WHAT YOU HAVE TO DO: Scan the data. Collect each line that contains the word "увеличение".
--- begin MATERIAL FOR THIS TASK ---
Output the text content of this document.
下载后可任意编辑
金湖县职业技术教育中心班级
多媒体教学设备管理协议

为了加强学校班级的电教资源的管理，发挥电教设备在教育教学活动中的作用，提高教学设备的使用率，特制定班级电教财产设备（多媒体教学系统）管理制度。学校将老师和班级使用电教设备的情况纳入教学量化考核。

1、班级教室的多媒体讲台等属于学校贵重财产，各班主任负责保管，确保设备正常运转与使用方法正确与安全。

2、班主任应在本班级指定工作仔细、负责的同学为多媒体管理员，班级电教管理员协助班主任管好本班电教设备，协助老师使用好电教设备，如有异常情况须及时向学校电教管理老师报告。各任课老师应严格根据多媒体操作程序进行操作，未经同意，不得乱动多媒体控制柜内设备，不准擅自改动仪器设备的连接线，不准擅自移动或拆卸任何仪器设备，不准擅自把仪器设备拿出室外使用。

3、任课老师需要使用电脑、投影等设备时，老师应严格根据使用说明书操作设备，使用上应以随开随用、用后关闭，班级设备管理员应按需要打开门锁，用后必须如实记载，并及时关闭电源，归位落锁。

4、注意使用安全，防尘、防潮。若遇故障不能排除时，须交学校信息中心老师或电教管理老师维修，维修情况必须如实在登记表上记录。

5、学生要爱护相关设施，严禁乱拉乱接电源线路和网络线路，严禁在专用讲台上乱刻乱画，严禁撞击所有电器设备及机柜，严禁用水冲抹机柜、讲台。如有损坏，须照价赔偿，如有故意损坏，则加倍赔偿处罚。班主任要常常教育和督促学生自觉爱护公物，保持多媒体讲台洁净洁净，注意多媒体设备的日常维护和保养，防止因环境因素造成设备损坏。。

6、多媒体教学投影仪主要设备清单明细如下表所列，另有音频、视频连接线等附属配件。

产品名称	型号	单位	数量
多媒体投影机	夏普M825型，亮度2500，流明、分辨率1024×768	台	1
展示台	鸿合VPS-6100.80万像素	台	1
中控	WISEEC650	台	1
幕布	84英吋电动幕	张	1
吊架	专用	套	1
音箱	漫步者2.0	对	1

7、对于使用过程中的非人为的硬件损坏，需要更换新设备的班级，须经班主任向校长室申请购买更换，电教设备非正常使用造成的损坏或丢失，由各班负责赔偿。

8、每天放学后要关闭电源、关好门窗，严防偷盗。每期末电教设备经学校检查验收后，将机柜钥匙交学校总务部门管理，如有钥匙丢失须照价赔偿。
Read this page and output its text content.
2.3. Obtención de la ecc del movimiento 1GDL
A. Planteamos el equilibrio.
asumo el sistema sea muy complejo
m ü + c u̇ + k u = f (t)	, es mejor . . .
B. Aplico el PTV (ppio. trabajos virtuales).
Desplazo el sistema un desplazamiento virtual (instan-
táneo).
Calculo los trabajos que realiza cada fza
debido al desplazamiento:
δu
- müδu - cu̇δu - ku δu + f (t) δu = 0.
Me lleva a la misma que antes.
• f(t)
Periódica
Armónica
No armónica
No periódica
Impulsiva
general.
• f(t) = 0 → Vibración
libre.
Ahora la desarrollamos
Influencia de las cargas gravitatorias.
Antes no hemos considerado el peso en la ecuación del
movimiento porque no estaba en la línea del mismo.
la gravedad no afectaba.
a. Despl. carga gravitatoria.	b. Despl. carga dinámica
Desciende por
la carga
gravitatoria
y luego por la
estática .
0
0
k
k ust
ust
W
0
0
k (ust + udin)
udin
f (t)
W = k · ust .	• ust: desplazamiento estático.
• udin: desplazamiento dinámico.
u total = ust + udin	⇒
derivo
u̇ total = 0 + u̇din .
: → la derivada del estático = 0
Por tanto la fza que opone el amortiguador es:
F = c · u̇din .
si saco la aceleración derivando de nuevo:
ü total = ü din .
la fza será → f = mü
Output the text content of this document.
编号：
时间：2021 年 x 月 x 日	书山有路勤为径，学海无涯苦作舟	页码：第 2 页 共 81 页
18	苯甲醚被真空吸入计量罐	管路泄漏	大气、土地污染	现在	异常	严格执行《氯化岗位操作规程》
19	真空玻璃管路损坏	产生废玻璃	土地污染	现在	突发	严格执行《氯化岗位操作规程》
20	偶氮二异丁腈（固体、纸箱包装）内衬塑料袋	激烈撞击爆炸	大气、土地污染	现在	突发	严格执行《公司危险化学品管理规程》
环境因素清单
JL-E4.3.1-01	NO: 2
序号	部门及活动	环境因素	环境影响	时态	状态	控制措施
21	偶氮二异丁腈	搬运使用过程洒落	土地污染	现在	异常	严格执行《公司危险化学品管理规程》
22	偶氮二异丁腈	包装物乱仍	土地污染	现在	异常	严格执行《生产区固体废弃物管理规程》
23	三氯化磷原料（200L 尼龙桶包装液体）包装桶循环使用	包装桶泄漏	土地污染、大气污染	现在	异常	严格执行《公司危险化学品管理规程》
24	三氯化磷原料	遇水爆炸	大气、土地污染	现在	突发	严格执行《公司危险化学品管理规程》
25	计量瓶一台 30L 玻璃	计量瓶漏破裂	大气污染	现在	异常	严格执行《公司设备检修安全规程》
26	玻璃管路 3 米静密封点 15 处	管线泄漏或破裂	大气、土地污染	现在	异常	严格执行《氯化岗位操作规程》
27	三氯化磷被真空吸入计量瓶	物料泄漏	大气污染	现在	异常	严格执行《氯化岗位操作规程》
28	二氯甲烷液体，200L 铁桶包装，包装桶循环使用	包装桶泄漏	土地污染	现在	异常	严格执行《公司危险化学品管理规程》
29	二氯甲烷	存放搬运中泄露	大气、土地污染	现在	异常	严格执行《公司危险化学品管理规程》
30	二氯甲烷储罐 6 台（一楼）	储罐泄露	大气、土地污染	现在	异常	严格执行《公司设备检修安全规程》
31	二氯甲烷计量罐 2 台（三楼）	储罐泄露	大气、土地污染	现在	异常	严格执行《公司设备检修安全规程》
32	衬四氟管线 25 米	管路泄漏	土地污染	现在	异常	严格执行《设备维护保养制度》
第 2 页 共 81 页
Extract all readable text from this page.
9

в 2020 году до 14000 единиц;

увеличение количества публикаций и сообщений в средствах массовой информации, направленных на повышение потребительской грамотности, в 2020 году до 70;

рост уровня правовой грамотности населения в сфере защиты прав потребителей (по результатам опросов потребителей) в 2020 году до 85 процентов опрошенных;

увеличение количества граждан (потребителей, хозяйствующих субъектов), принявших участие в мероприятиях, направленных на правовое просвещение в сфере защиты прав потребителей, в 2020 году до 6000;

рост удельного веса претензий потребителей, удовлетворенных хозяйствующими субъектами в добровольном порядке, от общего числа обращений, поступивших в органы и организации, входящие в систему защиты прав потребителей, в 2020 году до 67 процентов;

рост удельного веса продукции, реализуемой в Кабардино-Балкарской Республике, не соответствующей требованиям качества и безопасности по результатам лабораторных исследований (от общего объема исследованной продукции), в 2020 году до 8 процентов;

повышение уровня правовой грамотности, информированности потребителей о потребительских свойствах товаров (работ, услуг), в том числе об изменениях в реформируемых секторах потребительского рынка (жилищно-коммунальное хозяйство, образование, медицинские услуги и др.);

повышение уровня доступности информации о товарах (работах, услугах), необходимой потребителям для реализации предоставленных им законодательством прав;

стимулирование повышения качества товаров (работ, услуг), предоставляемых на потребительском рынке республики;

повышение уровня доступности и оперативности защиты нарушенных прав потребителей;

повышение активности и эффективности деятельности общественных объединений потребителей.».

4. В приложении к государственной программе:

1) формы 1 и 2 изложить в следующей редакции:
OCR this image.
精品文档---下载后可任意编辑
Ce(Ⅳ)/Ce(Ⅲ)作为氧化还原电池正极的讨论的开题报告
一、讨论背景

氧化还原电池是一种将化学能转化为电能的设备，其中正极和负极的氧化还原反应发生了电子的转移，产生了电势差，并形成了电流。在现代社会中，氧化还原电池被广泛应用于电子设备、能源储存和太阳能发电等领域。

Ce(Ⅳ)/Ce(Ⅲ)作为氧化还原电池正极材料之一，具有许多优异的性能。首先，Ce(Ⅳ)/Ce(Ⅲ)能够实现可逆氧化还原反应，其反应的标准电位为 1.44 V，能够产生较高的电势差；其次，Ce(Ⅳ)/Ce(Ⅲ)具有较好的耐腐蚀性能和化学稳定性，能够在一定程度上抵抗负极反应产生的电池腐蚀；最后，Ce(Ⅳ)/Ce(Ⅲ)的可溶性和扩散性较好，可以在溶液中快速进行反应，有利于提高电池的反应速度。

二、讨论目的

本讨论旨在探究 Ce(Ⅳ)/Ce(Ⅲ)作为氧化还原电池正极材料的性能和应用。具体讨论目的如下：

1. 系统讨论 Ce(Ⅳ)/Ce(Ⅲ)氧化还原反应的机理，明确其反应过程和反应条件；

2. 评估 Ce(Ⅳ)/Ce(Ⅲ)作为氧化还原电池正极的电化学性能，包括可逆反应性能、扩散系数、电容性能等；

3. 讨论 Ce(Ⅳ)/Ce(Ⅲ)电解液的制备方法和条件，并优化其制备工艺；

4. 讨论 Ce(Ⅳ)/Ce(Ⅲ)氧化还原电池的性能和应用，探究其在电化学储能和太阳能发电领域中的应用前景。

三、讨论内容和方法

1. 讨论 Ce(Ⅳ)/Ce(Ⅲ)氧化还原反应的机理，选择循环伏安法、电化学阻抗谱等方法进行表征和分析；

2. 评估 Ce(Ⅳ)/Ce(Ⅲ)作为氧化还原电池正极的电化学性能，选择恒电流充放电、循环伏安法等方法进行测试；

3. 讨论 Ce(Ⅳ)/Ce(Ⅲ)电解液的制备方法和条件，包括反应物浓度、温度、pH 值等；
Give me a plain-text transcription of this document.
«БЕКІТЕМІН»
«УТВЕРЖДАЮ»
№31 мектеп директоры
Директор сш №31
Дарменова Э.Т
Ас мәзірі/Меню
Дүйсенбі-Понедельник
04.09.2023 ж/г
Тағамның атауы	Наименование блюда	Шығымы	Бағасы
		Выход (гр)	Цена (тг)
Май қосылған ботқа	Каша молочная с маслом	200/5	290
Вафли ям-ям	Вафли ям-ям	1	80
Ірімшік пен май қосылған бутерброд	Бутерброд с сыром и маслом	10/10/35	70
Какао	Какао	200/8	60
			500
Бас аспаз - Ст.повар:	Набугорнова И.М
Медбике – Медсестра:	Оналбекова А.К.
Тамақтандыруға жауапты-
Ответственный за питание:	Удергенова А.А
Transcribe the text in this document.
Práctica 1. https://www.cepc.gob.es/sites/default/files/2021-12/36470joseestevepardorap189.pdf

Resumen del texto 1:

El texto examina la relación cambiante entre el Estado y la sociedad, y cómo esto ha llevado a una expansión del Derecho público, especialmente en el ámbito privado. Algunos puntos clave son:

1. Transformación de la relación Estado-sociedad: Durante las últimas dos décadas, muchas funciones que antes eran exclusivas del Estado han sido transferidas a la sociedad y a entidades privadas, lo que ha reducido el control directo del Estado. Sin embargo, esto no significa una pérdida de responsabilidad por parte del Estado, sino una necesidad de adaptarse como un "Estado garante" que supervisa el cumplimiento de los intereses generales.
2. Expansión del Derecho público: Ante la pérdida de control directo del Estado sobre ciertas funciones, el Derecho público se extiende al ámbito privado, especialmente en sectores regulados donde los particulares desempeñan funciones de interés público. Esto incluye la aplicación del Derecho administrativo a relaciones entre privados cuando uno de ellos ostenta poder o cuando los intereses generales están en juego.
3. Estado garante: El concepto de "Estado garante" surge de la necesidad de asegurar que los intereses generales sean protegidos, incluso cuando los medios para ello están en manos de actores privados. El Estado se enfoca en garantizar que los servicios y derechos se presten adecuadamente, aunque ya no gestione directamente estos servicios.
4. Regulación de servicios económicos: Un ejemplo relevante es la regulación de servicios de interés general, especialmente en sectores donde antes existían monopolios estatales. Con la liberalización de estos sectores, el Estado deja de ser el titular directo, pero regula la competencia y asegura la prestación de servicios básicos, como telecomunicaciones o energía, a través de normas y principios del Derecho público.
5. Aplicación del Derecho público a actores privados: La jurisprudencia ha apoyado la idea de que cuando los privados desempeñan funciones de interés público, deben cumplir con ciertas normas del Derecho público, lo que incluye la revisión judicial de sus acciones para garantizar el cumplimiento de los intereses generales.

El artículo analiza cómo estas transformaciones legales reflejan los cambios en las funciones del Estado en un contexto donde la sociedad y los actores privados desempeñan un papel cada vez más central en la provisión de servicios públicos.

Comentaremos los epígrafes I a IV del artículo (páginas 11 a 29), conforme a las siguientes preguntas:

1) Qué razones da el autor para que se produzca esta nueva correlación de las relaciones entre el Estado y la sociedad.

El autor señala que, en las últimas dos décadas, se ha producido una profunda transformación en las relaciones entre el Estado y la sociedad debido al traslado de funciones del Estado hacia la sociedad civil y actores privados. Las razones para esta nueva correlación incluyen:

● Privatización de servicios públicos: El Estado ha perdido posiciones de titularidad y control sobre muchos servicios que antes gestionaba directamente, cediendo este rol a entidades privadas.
--- end MATERIAL FOR THIS TASK ---
RESPONSE FOR THIS EXERCISE:
увеличение количества публикаций и сообщений в средствах массовой информации, направленных на повышение потребительской грамотности, в 2020 году до 70;
увеличение количества граждан (потребителей, хозяйствующих субъектов), принявших участие в мероприятиях, направленных на правовое просвещение в сфере защиты прав потребителей, в 2020 году до 6000;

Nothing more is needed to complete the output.